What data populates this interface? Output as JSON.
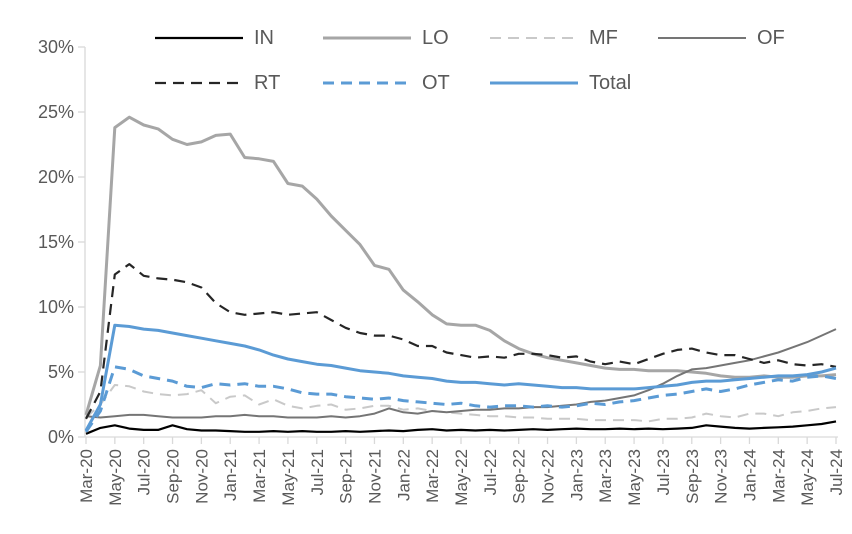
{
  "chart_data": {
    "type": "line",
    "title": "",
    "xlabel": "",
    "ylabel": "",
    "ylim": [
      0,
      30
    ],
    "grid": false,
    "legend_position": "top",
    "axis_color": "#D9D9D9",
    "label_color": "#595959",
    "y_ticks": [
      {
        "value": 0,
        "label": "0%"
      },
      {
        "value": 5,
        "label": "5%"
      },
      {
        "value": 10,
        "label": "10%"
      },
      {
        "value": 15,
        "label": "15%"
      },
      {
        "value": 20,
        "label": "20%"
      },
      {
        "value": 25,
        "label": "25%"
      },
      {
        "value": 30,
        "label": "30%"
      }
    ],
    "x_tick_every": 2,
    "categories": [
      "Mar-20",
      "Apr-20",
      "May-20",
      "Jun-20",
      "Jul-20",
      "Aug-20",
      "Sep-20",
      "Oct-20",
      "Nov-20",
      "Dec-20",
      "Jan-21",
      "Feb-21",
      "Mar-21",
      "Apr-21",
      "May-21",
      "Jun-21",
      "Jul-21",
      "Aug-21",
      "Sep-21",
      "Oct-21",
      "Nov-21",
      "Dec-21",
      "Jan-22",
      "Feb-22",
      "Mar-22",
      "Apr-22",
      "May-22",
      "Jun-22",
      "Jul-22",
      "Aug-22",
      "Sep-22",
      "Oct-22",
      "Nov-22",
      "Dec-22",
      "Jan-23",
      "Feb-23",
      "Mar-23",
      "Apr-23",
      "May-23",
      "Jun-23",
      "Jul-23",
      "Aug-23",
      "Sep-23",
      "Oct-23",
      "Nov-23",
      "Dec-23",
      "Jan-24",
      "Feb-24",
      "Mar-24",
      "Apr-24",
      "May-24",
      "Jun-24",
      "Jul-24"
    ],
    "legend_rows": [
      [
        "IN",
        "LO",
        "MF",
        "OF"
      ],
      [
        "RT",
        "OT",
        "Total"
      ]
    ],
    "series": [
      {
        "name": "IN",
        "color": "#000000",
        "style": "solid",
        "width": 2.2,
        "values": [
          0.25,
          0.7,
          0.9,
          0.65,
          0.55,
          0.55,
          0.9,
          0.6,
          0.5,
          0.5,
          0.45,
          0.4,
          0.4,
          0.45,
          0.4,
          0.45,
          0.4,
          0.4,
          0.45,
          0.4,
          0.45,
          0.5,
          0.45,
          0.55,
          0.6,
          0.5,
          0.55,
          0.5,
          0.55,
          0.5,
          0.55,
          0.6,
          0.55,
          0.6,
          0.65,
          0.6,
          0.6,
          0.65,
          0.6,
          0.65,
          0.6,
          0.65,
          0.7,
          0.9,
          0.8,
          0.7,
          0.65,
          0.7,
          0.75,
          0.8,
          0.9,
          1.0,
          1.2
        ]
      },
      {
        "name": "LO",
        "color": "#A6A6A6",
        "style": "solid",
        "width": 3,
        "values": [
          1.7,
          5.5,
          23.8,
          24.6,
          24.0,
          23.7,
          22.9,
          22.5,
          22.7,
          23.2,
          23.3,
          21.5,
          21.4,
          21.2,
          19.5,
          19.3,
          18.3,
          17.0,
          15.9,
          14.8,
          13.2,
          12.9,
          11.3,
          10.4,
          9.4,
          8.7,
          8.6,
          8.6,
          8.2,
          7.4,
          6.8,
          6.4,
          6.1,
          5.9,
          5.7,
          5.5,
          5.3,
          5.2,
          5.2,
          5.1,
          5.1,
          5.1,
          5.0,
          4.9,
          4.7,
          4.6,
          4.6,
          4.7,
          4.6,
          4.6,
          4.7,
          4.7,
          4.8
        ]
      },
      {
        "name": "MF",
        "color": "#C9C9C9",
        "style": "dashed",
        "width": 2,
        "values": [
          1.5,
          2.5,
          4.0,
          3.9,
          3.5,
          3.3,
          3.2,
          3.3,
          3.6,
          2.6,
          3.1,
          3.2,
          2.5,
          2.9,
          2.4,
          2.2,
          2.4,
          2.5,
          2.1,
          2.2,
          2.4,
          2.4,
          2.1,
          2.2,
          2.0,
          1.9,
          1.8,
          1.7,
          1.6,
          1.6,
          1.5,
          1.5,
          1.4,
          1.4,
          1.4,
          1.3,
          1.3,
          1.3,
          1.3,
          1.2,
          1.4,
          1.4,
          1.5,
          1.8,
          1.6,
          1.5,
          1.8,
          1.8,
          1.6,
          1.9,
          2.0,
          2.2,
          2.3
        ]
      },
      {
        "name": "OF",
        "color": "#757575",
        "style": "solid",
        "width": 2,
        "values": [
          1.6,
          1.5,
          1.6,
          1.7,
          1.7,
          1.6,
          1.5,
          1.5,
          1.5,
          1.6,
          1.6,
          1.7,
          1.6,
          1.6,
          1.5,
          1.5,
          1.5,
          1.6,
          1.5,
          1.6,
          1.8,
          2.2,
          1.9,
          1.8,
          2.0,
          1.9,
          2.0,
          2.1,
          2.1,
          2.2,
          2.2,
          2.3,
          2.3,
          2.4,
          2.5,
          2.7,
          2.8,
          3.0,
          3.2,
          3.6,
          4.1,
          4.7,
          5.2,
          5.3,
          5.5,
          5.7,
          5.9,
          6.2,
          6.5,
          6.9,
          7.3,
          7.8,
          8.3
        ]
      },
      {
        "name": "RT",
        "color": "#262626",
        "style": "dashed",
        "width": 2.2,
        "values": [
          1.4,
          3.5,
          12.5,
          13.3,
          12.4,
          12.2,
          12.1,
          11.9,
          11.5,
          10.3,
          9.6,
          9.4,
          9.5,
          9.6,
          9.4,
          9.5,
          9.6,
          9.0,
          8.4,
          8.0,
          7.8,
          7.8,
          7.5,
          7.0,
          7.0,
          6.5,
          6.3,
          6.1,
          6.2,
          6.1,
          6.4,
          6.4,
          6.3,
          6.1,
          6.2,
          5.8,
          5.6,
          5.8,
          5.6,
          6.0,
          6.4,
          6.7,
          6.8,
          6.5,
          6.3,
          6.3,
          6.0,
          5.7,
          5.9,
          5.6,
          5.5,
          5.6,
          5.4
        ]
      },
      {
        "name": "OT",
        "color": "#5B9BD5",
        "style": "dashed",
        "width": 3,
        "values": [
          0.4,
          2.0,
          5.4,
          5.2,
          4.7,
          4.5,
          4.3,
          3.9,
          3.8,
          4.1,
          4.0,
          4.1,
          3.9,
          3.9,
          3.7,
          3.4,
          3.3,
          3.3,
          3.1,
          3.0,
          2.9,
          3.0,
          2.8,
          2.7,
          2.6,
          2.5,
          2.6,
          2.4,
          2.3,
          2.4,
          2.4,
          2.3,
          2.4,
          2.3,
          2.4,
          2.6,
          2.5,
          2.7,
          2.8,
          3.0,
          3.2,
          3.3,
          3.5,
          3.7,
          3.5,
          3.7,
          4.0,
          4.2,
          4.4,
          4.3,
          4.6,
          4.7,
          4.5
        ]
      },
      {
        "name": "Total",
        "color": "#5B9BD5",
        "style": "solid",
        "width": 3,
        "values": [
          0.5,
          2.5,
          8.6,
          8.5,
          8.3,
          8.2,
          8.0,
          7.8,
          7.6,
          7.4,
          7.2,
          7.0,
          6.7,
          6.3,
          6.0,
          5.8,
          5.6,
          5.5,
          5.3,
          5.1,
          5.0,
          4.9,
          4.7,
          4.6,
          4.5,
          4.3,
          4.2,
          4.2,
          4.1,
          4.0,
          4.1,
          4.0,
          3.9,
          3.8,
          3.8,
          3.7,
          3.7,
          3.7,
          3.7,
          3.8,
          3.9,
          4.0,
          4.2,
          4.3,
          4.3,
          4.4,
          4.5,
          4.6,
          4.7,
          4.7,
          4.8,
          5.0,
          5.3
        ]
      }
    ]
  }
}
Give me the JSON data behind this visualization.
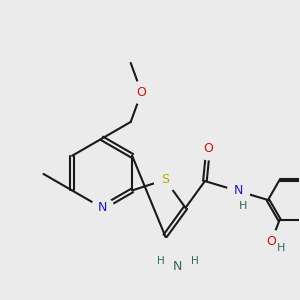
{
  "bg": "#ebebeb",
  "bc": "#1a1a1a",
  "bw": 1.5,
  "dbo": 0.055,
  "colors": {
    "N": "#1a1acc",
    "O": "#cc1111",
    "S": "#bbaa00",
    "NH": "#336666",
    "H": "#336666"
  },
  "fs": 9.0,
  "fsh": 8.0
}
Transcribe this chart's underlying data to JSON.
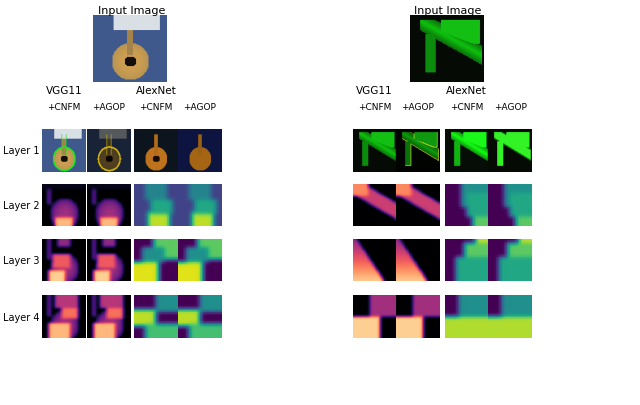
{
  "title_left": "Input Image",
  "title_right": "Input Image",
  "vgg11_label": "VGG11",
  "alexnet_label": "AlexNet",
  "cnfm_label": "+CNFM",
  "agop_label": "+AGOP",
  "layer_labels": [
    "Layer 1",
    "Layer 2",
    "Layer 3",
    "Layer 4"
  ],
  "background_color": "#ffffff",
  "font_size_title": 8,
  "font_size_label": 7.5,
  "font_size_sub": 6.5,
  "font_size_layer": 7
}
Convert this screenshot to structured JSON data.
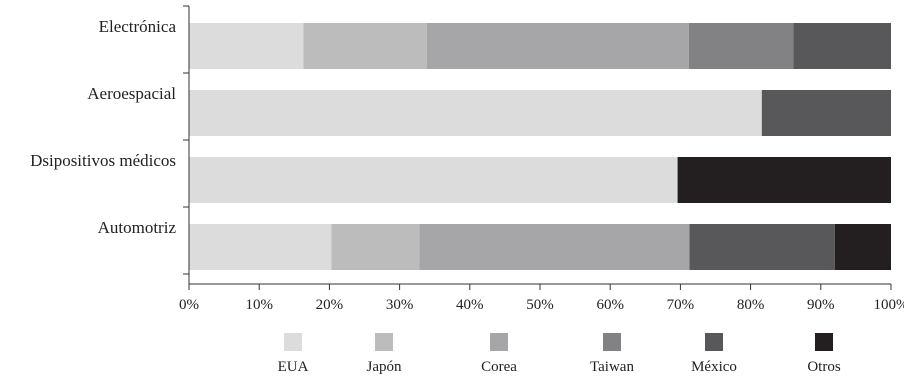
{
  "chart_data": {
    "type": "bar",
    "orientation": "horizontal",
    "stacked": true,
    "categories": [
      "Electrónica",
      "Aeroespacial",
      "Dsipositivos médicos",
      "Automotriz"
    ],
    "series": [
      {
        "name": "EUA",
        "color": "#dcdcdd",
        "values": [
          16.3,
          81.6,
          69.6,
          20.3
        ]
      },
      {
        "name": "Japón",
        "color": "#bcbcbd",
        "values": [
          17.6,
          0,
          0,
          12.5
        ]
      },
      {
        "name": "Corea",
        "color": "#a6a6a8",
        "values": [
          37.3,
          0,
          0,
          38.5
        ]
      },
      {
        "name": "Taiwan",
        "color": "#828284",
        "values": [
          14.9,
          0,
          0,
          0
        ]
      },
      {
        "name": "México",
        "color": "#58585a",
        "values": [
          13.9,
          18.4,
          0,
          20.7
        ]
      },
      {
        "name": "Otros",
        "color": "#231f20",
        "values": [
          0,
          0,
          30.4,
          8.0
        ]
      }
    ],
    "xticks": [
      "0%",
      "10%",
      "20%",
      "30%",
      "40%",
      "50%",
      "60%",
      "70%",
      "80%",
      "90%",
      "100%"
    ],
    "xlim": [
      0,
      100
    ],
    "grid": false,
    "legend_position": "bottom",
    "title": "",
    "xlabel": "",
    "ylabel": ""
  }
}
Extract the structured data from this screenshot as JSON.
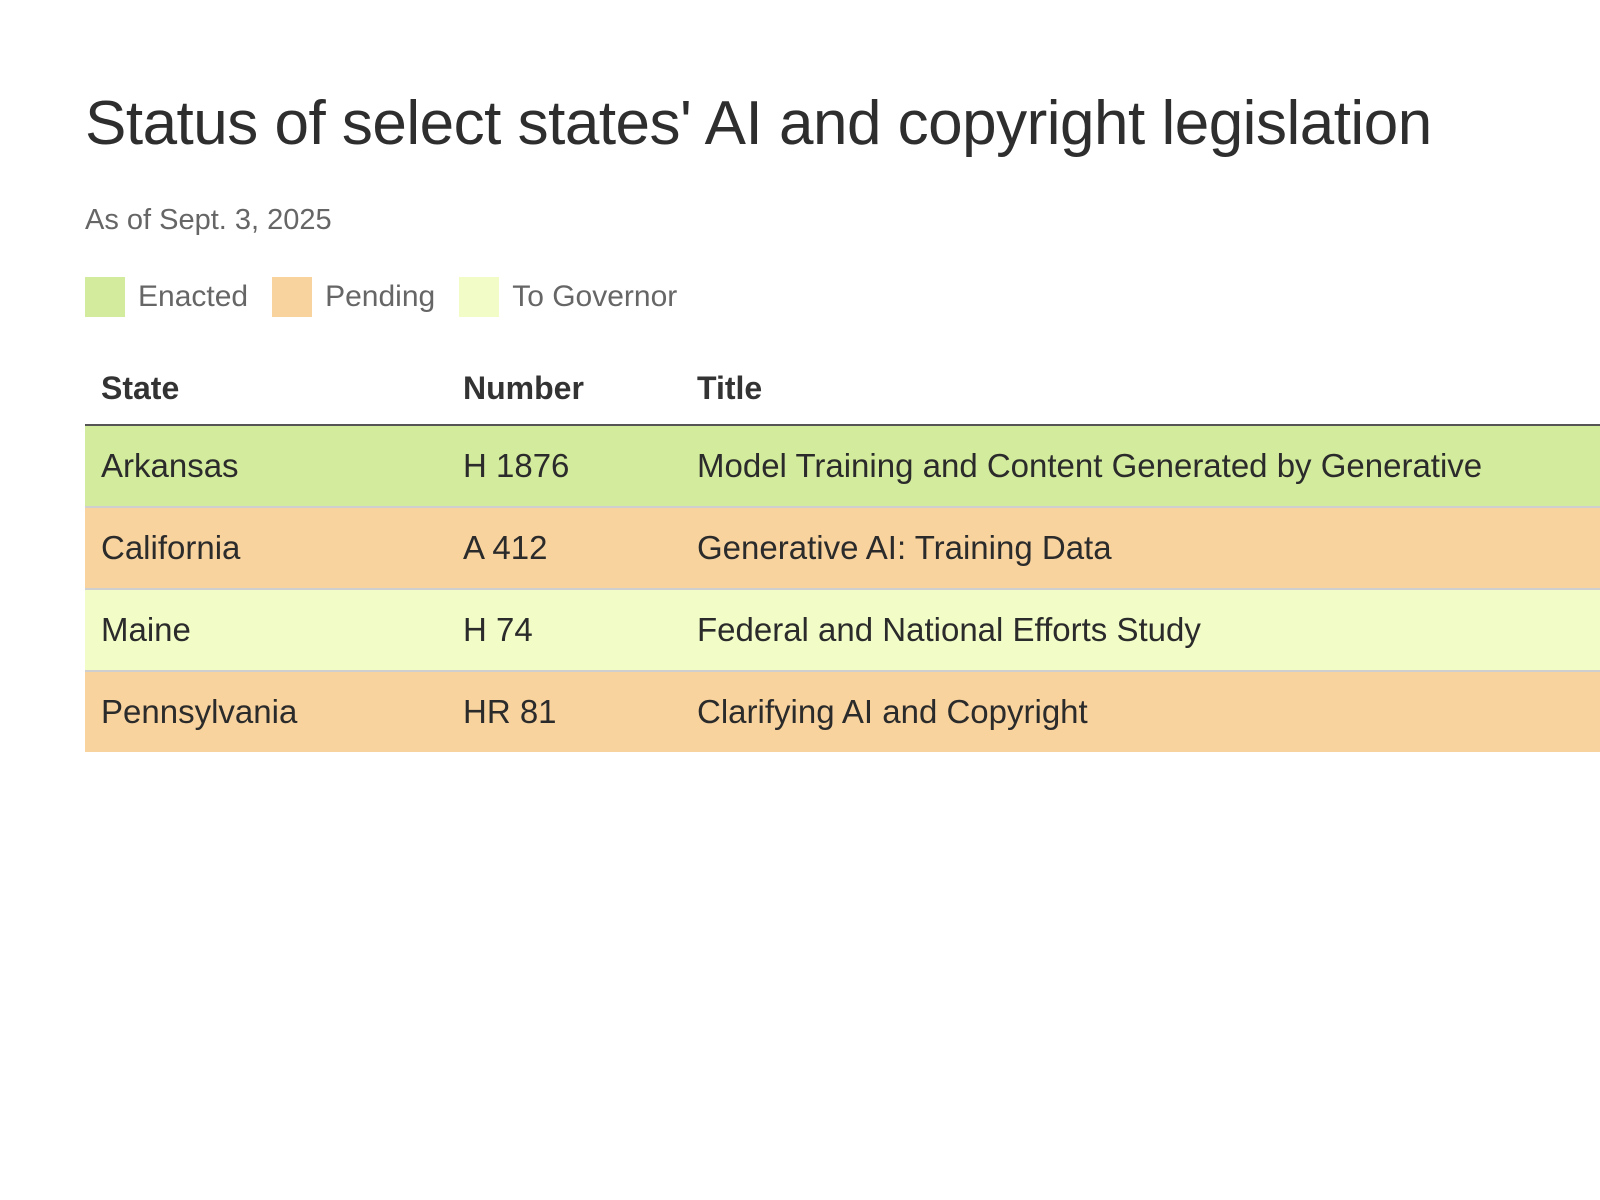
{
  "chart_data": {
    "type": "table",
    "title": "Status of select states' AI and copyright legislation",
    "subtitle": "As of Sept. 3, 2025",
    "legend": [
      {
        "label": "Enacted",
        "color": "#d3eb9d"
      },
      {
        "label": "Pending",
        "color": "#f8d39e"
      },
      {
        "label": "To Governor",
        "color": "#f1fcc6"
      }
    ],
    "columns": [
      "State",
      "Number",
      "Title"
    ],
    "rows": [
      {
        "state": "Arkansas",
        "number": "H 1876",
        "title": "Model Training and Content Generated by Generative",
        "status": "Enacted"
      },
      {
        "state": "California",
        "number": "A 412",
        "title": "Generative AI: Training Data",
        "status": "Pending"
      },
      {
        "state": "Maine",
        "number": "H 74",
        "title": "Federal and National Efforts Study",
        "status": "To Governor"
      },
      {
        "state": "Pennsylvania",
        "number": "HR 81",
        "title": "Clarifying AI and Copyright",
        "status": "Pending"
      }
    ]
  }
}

» Your objective
Using the records above, copy each line that contains "Governor".

» Response to this exercise
        "label": "To Governor",
        "status": "To Governor"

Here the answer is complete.